WRITTEN EXERCISE:
From the entries below, copy out every line with "Create" in it.
»»
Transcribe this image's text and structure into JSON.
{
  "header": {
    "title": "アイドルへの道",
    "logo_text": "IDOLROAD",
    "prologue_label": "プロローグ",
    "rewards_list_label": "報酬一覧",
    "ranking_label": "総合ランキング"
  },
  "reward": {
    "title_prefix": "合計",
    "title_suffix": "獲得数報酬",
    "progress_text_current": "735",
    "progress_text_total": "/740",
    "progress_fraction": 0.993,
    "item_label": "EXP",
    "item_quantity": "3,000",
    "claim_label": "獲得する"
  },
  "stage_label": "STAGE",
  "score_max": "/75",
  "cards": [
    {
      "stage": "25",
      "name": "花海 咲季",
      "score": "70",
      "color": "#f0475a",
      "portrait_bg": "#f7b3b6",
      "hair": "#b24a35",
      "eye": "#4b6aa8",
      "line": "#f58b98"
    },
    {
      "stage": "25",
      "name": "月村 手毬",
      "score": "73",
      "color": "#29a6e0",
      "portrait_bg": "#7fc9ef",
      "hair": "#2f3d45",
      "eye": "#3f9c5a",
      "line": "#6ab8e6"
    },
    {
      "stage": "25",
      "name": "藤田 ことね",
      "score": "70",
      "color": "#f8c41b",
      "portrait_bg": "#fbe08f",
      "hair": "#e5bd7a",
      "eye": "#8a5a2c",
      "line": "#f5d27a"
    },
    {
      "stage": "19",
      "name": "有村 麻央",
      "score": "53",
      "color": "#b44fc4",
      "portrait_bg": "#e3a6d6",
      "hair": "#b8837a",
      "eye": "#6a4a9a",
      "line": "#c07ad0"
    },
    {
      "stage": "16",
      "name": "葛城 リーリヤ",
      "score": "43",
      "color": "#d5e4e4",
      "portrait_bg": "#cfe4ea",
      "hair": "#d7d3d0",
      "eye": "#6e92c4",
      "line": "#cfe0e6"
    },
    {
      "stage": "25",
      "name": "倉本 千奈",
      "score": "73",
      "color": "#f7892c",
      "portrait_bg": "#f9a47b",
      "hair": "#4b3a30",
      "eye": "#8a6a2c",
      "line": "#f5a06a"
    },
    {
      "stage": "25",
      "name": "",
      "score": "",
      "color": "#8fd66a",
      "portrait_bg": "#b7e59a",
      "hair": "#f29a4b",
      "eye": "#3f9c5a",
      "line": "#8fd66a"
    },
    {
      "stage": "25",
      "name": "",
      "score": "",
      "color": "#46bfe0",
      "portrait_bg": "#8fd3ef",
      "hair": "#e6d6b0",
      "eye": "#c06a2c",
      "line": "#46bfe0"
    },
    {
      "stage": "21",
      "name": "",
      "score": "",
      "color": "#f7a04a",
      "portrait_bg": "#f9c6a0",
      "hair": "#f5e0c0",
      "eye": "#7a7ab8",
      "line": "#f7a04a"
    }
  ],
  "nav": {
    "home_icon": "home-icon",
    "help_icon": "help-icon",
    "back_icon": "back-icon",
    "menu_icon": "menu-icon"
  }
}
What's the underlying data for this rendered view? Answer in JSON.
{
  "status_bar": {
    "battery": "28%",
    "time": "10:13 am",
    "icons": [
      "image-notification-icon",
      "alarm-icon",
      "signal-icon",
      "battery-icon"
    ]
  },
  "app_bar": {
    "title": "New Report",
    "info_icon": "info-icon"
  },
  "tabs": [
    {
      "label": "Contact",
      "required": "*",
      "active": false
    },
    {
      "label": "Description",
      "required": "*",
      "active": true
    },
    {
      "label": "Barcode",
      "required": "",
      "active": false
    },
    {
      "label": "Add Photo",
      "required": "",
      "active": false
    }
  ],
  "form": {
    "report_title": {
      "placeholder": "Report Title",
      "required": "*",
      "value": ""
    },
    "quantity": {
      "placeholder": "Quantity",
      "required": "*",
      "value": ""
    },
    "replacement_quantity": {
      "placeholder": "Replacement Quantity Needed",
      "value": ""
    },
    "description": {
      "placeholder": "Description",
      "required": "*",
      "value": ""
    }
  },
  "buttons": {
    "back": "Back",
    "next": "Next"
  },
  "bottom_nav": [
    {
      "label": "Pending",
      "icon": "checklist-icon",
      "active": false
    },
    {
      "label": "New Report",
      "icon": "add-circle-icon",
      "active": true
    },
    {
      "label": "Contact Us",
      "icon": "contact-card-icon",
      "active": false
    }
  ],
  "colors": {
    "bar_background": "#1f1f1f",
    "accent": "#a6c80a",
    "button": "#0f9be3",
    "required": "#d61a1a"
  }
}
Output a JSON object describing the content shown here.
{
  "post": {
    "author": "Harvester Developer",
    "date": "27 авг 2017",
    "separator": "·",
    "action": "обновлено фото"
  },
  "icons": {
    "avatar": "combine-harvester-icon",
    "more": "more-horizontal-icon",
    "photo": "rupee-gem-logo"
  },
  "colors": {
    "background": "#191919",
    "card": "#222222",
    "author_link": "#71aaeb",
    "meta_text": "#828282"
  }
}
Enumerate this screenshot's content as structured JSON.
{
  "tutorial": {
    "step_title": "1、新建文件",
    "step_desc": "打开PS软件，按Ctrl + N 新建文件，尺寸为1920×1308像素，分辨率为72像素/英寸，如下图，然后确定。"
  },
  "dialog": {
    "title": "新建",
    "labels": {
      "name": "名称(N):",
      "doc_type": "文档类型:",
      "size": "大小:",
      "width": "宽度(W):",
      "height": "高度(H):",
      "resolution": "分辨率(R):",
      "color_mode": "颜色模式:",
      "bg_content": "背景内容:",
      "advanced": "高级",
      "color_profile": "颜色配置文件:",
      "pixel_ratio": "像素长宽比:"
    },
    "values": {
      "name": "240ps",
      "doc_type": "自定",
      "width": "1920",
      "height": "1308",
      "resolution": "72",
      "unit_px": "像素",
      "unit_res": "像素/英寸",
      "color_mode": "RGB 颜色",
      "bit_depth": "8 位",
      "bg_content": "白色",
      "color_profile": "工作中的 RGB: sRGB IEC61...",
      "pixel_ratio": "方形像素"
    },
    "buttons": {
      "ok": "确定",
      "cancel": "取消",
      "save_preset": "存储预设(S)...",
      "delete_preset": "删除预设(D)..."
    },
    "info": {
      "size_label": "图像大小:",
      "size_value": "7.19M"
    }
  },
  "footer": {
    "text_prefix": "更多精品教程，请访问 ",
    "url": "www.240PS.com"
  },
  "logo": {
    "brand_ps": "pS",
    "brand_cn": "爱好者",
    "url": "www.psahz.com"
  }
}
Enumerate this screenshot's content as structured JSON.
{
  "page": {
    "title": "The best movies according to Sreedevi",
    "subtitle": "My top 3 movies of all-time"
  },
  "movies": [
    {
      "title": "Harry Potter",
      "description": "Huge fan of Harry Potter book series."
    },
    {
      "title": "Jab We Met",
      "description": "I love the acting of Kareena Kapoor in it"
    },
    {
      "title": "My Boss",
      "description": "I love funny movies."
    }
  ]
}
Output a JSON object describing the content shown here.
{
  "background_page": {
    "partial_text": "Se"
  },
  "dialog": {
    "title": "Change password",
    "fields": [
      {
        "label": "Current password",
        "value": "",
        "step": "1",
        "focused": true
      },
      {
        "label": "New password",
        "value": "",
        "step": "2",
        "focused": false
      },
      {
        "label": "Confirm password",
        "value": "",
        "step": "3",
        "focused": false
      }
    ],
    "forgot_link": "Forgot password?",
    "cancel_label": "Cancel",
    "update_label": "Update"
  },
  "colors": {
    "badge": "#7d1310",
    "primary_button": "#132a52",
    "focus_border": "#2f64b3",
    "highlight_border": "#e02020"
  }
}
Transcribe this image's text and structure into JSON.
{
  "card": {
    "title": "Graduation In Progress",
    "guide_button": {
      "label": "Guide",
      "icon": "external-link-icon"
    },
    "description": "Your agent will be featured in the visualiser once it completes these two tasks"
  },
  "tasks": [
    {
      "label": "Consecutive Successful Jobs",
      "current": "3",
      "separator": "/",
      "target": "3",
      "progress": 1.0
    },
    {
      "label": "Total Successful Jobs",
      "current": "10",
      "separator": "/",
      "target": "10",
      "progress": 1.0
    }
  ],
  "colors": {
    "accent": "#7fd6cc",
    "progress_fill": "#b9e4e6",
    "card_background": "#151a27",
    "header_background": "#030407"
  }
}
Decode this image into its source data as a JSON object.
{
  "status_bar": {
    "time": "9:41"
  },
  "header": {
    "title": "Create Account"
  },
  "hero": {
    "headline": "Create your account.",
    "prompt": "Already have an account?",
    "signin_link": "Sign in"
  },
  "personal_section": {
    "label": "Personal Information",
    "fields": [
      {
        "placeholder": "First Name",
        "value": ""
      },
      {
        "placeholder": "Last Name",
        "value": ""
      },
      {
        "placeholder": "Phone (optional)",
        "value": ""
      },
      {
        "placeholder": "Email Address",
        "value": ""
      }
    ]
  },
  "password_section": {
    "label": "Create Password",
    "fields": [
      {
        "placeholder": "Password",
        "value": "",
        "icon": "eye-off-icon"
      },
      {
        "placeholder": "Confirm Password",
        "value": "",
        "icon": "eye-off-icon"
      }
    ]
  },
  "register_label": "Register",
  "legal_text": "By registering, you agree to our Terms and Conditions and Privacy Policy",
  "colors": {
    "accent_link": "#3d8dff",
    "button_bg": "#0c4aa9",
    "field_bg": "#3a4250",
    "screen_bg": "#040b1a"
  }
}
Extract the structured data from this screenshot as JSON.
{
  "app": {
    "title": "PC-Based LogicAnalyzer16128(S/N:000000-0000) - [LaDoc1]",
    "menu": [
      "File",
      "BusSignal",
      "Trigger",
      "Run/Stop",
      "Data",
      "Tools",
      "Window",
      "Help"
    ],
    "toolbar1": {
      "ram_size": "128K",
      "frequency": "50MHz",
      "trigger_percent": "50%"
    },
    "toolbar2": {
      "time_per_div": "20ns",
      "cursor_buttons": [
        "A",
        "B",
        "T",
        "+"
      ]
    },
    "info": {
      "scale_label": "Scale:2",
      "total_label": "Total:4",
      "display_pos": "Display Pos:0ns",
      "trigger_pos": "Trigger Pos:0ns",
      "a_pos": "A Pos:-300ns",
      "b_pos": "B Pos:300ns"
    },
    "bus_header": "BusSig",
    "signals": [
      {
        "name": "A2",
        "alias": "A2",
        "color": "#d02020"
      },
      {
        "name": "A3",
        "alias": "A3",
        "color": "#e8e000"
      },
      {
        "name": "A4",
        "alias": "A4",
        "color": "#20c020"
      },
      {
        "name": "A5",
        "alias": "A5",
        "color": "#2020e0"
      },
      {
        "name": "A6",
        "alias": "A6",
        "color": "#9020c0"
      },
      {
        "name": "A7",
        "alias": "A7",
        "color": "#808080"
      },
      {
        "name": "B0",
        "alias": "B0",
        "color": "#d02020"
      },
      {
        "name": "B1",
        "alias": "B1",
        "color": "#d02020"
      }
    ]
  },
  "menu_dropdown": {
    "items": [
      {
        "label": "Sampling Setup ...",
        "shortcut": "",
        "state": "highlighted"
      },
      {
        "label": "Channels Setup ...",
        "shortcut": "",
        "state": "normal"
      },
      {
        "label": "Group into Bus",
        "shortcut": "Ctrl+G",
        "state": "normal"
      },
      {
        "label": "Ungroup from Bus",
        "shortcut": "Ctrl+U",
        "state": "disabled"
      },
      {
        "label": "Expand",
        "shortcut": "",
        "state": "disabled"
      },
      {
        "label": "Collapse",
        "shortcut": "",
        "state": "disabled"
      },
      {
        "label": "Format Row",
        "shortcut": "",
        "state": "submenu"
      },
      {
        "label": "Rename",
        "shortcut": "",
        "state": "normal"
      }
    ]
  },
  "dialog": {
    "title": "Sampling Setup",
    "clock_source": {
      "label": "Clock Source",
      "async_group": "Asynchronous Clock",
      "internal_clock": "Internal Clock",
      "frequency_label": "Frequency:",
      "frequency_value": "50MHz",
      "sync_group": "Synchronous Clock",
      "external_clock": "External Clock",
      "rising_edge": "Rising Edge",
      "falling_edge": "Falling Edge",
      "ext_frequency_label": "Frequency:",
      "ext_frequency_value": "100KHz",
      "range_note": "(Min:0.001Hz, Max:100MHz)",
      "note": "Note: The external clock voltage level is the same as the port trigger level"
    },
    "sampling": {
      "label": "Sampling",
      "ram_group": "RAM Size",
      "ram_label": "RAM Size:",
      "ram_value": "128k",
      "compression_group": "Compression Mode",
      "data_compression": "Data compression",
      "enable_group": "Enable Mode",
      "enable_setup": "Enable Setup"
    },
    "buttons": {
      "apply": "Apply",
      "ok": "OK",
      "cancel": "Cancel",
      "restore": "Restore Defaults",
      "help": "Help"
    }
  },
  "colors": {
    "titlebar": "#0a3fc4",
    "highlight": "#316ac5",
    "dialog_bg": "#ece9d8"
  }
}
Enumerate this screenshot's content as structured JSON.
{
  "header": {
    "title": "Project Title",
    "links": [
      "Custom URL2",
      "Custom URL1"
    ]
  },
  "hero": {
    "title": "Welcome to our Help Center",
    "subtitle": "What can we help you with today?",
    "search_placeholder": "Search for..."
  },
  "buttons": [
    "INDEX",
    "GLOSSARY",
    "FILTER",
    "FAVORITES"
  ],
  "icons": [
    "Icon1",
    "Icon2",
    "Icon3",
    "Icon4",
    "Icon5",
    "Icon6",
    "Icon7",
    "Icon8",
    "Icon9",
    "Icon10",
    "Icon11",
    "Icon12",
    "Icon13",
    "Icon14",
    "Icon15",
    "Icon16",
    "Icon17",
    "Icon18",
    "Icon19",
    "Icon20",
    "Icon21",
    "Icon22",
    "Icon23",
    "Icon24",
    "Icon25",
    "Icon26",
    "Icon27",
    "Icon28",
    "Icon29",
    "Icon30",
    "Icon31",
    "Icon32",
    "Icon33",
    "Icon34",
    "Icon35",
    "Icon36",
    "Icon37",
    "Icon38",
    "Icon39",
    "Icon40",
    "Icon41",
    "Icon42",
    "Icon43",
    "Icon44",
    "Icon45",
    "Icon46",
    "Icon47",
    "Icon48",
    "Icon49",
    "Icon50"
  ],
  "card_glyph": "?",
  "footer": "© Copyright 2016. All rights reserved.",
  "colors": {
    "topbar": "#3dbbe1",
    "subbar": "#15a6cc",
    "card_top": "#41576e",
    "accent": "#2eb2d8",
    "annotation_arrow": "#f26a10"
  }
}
««
RESPONSE TO THIS EXERCISE:
    "title": "Create Account"
    "headline": "Create your account.",
    "label": "Create Password",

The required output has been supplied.